## Begin

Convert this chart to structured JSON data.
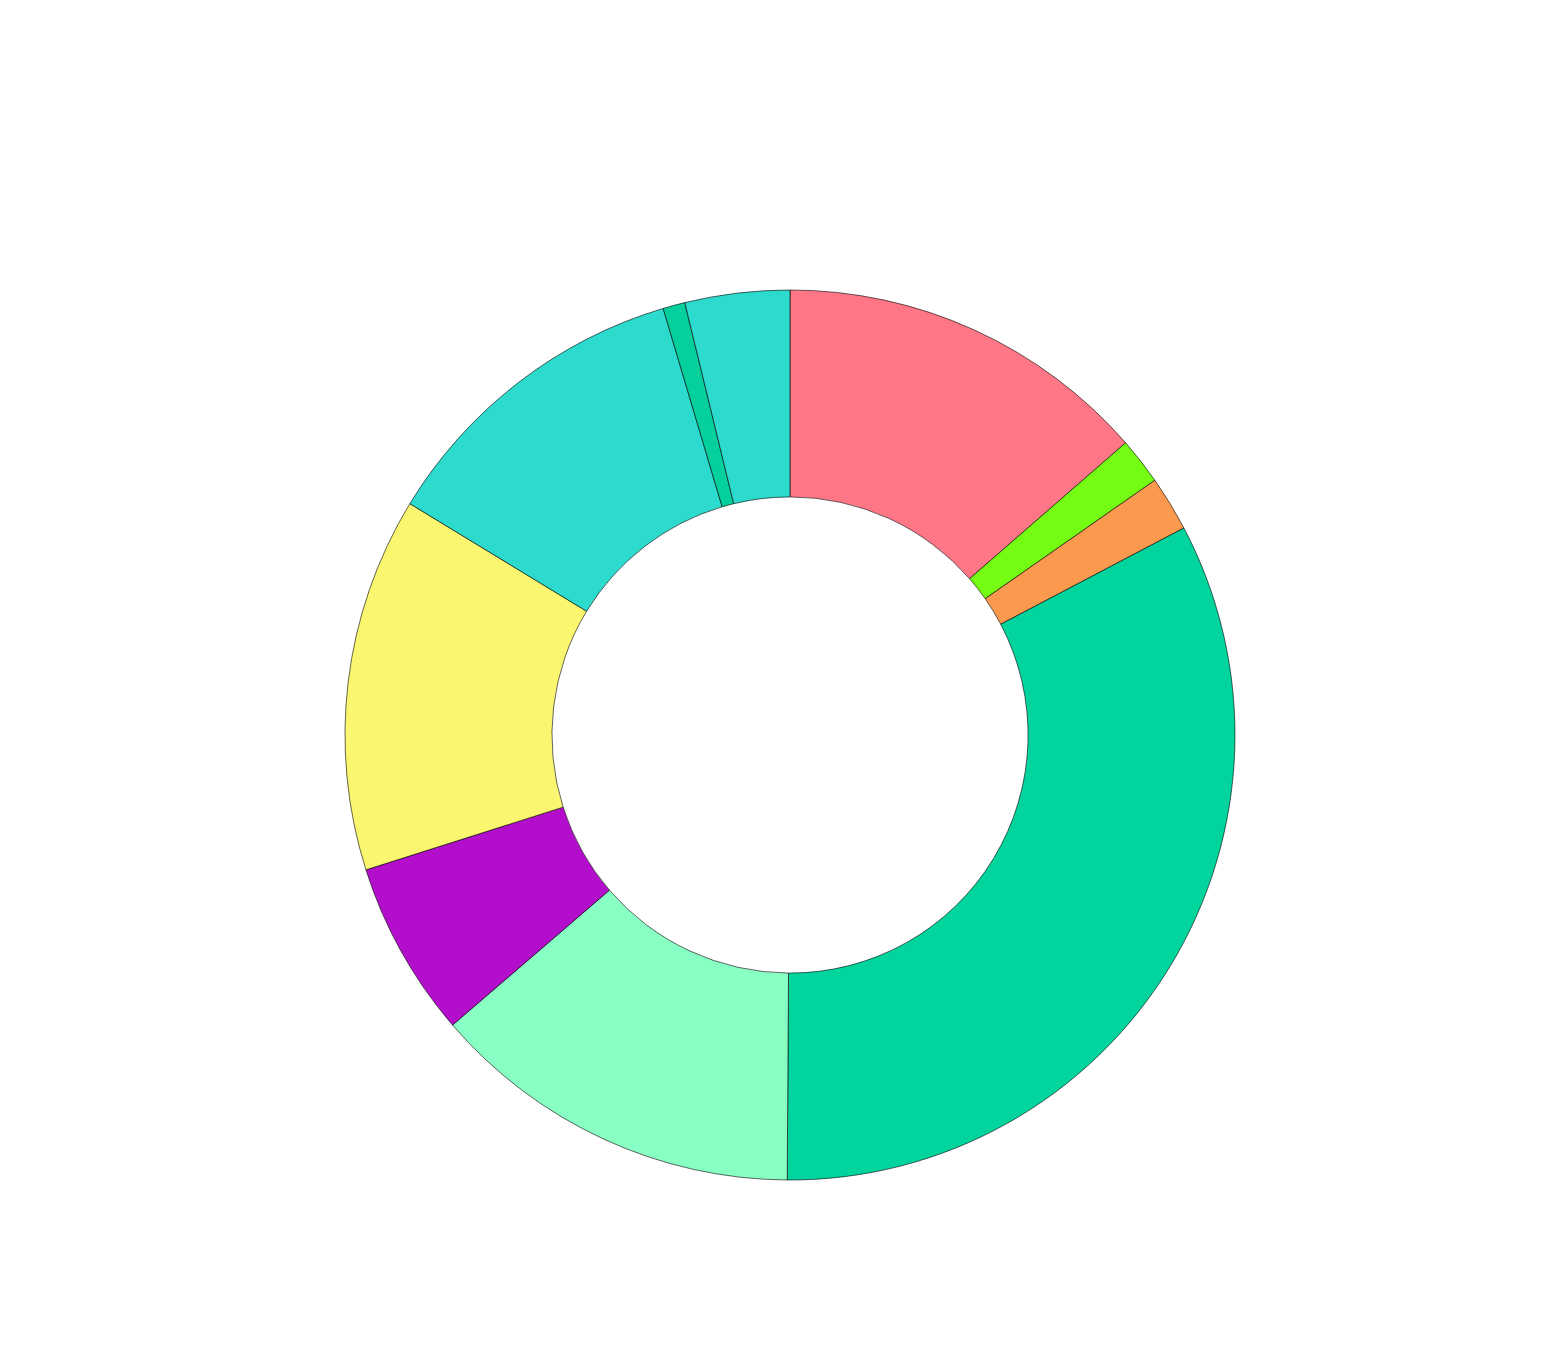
{
  "chart_data": {
    "type": "donut",
    "categories": [
      null,
      null,
      null,
      null,
      null,
      null,
      null,
      null,
      null,
      null
    ],
    "values": [
      13.6,
      1.7,
      2.0,
      32.8,
      13.6,
      6.4,
      13.6,
      11.7,
      0.8,
      3.8
    ],
    "colors": [
      "#ff7787",
      "#74fc12",
      "#fb9a4f",
      "#02d49e",
      "#88ffc3",
      "#b30ecb",
      "#fbf66f",
      "#2cdbcd",
      "#03d09d",
      "#2cdbcd"
    ]
  }
}
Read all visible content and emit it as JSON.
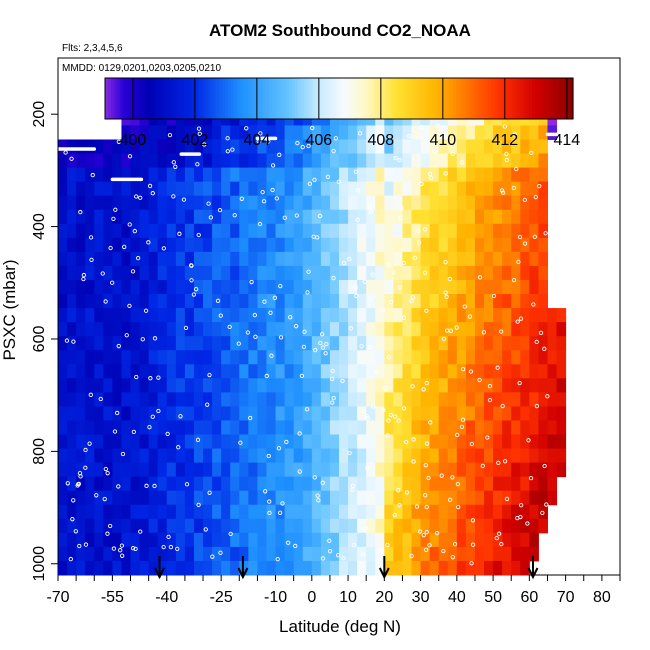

## End

Images should not appear in the copy; retype the listing above exactly.

Convert this chart to structured JSON data.
{
  "chart_data": {
    "type": "donut",
    "categories": [
      null,
      null,
      null,
      null,
      null,
      null,
      null,
      null,
      null,
      null
    ],
    "values": [
      13.6,
      1.7,
      2.0,
      32.8,
      13.6,
      6.4,
      13.6,
      11.7,
      0.8,
      3.8
    ],
    "colors": [
      "#ff7787",
      "#74fc12",
      "#fb9a4f",
      "#02d49e",
      "#88ffc3",
      "#b30ecb",
      "#fbf66f",
      "#2cdbcd",
      "#03d09d",
      "#2cdbcd"
    ]
  }
}
Read all visible content and emit it as JSON.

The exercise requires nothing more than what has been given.